> THE PROBLEM: Copy every entry exactly.

Entries from a dataset:
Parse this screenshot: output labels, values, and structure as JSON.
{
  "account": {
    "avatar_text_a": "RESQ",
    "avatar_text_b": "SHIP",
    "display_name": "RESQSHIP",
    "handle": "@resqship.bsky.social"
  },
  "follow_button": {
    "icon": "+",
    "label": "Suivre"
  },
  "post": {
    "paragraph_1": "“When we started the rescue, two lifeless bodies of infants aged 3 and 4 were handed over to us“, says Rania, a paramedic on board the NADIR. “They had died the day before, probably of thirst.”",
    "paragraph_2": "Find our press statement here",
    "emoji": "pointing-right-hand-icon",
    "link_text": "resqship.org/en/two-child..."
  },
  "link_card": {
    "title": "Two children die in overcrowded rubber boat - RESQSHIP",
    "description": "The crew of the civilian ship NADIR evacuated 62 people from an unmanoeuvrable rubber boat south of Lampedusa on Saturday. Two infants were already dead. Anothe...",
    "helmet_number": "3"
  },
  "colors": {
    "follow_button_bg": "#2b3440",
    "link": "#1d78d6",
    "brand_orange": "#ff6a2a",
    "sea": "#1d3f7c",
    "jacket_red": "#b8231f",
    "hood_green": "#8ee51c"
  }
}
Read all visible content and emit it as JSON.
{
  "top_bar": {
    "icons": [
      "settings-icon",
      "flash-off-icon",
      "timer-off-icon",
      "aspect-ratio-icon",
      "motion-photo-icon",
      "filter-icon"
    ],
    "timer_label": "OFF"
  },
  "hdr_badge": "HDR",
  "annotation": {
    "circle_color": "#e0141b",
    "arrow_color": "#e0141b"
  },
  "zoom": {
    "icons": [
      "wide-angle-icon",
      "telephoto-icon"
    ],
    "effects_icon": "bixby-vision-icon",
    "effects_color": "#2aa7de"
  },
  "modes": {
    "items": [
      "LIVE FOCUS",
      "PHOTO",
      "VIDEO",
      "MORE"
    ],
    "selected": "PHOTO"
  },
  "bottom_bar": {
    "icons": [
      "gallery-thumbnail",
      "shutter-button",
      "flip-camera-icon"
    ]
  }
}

> TASK ANSWER:
Parse this screenshot: output labels, values, and structure as JSON.
{
  "account": {
    "avatar_text_a": "RESQ",
    "avatar_text_b": "SHIP",
    "display_name": "RESQSHIP",
    "handle": "@resqship.bsky.social"
  },
  "follow_button": {
    "icon": "+",
    "label": "Suivre"
  },
  "post": {
    "paragraph_1": "“When we started the rescue, two lifeless bodies of infants aged 3 and 4 were handed over to us“, says Rania, a paramedic on board the NADIR. “They had died the day before, probably of thirst.”",
    "paragraph_2": "Find our press statement here",
    "emoji": "pointing-right-hand-icon",
    "link_text": "resqship.org/en/two-child..."
  },
  "link_card": {
    "title": "Two children die in overcrowded rubber boat - RESQSHIP",
    "description": "The crew of the civilian ship NADIR evacuated 62 people from an unmanoeuvrable rubber boat south of Lampedusa on Saturday. Two infants were already dead. Anothe...",
    "helmet_number": "3"
  },
  "colors": {
    "follow_button_bg": "#2b3440",
    "link": "#1d78d6",
    "brand_orange": "#ff6a2a",
    "sea": "#1d3f7c",
    "jacket_red": "#b8231f",
    "hood_green": "#8ee51c"
  }
}
Read all visible content and emit it as JSON.
{
  "top_bar": {
    "icons": [
      "settings-icon",
      "flash-off-icon",
      "timer-off-icon",
      "aspect-ratio-icon",
      "motion-photo-icon",
      "filter-icon"
    ],
    "timer_label": "OFF"
  },
  "hdr_badge": "HDR",
  "annotation": {
    "circle_color": "#e0141b",
    "arrow_color": "#e0141b"
  },
  "zoom": {
    "icons": [
      "wide-angle-icon",
      "telephoto-icon"
    ],
    "effects_icon": "bixby-vision-icon",
    "effects_color": "#2aa7de"
  },
  "modes": {
    "items": [
      "LIVE FOCUS",
      "PHOTO",
      "VIDEO",
      "MORE"
    ],
    "selected": "PHOTO"
  },
  "bottom_bar": {
    "icons": [
      "gallery-thumbnail",
      "shutter-button",
      "flip-camera-icon"
    ]
  }
}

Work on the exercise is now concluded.